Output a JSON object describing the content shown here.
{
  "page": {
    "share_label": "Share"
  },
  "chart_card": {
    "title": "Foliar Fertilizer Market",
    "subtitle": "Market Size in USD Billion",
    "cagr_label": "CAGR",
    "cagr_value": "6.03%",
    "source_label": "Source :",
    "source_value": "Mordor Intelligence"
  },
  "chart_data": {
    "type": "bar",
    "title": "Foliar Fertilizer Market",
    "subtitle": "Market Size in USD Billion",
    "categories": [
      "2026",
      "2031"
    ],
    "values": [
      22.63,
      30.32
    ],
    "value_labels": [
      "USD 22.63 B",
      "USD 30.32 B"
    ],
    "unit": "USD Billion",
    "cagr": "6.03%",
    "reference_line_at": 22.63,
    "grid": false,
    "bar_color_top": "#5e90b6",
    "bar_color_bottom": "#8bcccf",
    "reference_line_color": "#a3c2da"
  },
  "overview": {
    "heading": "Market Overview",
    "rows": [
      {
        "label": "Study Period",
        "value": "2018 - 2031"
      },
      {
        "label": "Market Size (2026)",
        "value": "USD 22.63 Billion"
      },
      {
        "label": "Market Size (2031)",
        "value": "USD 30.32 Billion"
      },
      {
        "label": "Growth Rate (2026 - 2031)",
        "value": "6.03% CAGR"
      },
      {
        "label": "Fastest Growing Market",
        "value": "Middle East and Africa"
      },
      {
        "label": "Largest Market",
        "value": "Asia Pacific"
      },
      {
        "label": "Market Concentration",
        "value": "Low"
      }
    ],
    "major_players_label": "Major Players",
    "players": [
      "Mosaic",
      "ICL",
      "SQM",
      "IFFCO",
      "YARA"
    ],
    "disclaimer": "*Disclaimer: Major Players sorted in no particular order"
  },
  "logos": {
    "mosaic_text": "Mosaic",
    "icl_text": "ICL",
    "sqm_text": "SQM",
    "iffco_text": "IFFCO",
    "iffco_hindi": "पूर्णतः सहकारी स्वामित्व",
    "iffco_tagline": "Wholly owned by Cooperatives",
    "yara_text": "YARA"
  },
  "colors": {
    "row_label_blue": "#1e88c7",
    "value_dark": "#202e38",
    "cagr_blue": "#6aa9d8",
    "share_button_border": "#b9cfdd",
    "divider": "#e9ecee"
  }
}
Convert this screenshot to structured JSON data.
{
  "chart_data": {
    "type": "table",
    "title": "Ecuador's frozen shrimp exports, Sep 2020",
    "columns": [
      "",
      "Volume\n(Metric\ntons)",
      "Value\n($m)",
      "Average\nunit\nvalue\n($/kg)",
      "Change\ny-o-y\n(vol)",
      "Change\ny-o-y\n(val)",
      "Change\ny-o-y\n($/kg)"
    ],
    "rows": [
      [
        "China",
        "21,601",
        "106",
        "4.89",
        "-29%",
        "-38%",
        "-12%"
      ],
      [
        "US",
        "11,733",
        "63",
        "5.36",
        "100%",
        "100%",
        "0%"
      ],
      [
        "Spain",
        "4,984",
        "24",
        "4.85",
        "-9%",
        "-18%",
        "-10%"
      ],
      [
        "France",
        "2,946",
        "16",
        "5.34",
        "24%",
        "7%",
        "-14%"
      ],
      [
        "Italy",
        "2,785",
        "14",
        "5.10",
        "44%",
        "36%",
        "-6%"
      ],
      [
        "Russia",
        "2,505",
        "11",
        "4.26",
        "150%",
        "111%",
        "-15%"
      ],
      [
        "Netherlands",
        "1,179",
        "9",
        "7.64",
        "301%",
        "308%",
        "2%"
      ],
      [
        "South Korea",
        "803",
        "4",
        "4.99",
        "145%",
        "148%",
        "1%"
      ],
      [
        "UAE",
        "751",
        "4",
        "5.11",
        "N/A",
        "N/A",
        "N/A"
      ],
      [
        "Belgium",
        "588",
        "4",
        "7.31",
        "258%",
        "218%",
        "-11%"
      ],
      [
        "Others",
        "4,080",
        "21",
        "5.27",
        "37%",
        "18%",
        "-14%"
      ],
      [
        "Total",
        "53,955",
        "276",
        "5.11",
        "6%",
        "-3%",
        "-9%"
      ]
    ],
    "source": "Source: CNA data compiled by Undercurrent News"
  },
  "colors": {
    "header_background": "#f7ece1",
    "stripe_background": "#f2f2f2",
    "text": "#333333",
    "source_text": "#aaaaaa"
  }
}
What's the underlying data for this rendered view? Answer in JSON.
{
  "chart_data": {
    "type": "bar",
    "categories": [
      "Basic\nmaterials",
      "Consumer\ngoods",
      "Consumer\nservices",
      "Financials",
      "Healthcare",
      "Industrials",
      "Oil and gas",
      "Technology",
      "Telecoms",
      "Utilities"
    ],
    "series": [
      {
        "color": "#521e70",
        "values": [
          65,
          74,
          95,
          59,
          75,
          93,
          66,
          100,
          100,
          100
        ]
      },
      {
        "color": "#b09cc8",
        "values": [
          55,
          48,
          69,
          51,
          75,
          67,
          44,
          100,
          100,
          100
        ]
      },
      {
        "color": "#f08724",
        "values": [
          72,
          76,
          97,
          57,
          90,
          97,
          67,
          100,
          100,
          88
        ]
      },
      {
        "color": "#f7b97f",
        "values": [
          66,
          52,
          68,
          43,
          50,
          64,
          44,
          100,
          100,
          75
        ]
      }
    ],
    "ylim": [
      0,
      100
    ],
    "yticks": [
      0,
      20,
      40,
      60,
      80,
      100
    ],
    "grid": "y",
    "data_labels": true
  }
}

━━━━━━━━━━━━━━━━

**Exercise description**.
Retype every entry word for word.

**Output below**.
Output a JSON object describing the content shown here.
{
  "page": {
    "share_label": "Share"
  },
  "chart_card": {
    "title": "Foliar Fertilizer Market",
    "subtitle": "Market Size in USD Billion",
    "cagr_label": "CAGR",
    "cagr_value": "6.03%",
    "source_label": "Source :",
    "source_value": "Mordor Intelligence"
  },
  "chart_data": {
    "type": "bar",
    "title": "Foliar Fertilizer Market",
    "subtitle": "Market Size in USD Billion",
    "categories": [
      "2026",
      "2031"
    ],
    "values": [
      22.63,
      30.32
    ],
    "value_labels": [
      "USD 22.63 B",
      "USD 30.32 B"
    ],
    "unit": "USD Billion",
    "cagr": "6.03%",
    "reference_line_at": 22.63,
    "grid": false,
    "bar_color_top": "#5e90b6",
    "bar_color_bottom": "#8bcccf",
    "reference_line_color": "#a3c2da"
  },
  "overview": {
    "heading": "Market Overview",
    "rows": [
      {
        "label": "Study Period",
        "value": "2018 - 2031"
      },
      {
        "label": "Market Size (2026)",
        "value": "USD 22.63 Billion"
      },
      {
        "label": "Market Size (2031)",
        "value": "USD 30.32 Billion"
      },
      {
        "label": "Growth Rate (2026 - 2031)",
        "value": "6.03% CAGR"
      },
      {
        "label": "Fastest Growing Market",
        "value": "Middle East and Africa"
      },
      {
        "label": "Largest Market",
        "value": "Asia Pacific"
      },
      {
        "label": "Market Concentration",
        "value": "Low"
      }
    ],
    "major_players_label": "Major Players",
    "players": [
      "Mosaic",
      "ICL",
      "SQM",
      "IFFCO",
      "YARA"
    ],
    "disclaimer": "*Disclaimer: Major Players sorted in no particular order"
  },
  "logos": {
    "mosaic_text": "Mosaic",
    "icl_text": "ICL",
    "sqm_text": "SQM",
    "iffco_text": "IFFCO",
    "iffco_hindi": "पूर्णतः सहकारी स्वामित्व",
    "iffco_tagline": "Wholly owned by Cooperatives",
    "yara_text": "YARA"
  },
  "colors": {
    "row_label_blue": "#1e88c7",
    "value_dark": "#202e38",
    "cagr_blue": "#6aa9d8",
    "share_button_border": "#b9cfdd",
    "divider": "#e9ecee"
  }
}
Convert this screenshot to structured JSON data.
{
  "chart_data": {
    "type": "table",
    "title": "Ecuador's frozen shrimp exports, Sep 2020",
    "columns": [
      "",
      "Volume\n(Metric\ntons)",
      "Value\n($m)",
      "Average\nunit\nvalue\n($/kg)",
      "Change\ny-o-y\n(vol)",
      "Change\ny-o-y\n(val)",
      "Change\ny-o-y\n($/kg)"
    ],
    "rows": [
      [
        "China",
        "21,601",
        "106",
        "4.89",
        "-29%",
        "-38%",
        "-12%"
      ],
      [
        "US",
        "11,733",
        "63",
        "5.36",
        "100%",
        "100%",
        "0%"
      ],
      [
        "Spain",
        "4,984",
        "24",
        "4.85",
        "-9%",
        "-18%",
        "-10%"
      ],
      [
        "France",
        "2,946",
        "16",
        "5.34",
        "24%",
        "7%",
        "-14%"
      ],
      [
        "Italy",
        "2,785",
        "14",
        "5.10",
        "44%",
        "36%",
        "-6%"
      ],
      [
        "Russia",
        "2,505",
        "11",
        "4.26",
        "150%",
        "111%",
        "-15%"
      ],
      [
        "Netherlands",
        "1,179",
        "9",
        "7.64",
        "301%",
        "308%",
        "2%"
      ],
      [
        "South Korea",
        "803",
        "4",
        "4.99",
        "145%",
        "148%",
        "1%"
      ],
      [
        "UAE",
        "751",
        "4",
        "5.11",
        "N/A",
        "N/A",
        "N/A"
      ],
      [
        "Belgium",
        "588",
        "4",
        "7.31",
        "258%",
        "218%",
        "-11%"
      ],
      [
        "Others",
        "4,080",
        "21",
        "5.27",
        "37%",
        "18%",
        "-14%"
      ],
      [
        "Total",
        "53,955",
        "276",
        "5.11",
        "6%",
        "-3%",
        "-9%"
      ]
    ],
    "source": "Source: CNA data compiled by Undercurrent News"
  },
  "colors": {
    "header_background": "#f7ece1",
    "stripe_background": "#f2f2f2",
    "text": "#333333",
    "source_text": "#aaaaaa"
  }
}
What's the underlying data for this rendered view? Answer in JSON.
{
  "chart_data": {
    "type": "bar",
    "categories": [
      "Basic\nmaterials",
      "Consumer\ngoods",
      "Consumer\nservices",
      "Financials",
      "Healthcare",
      "Industrials",
      "Oil and gas",
      "Technology",
      "Telecoms",
      "Utilities"
    ],
    "series": [
      {
        "color": "#521e70",
        "values": [
          65,
          74,
          95,
          59,
          75,
          93,
          66,
          100,
          100,
          100
        ]
      },
      {
        "color": "#b09cc8",
        "values": [
          55,
          48,
          69,
          51,
          75,
          67,
          44,
          100,
          100,
          100
        ]
      },
      {
        "color": "#f08724",
        "values": [
          72,
          76,
          97,
          57,
          90,
          97,
          67,
          100,
          100,
          88
        ]
      },
      {
        "color": "#f7b97f",
        "values": [
          66,
          52,
          68,
          43,
          50,
          64,
          44,
          100,
          100,
          75
        ]
      }
    ],
    "ylim": [
      0,
      100
    ],
    "yticks": [
      0,
      20,
      40,
      60,
      80,
      100
    ],
    "grid": "y",
    "data_labels": true
  }
}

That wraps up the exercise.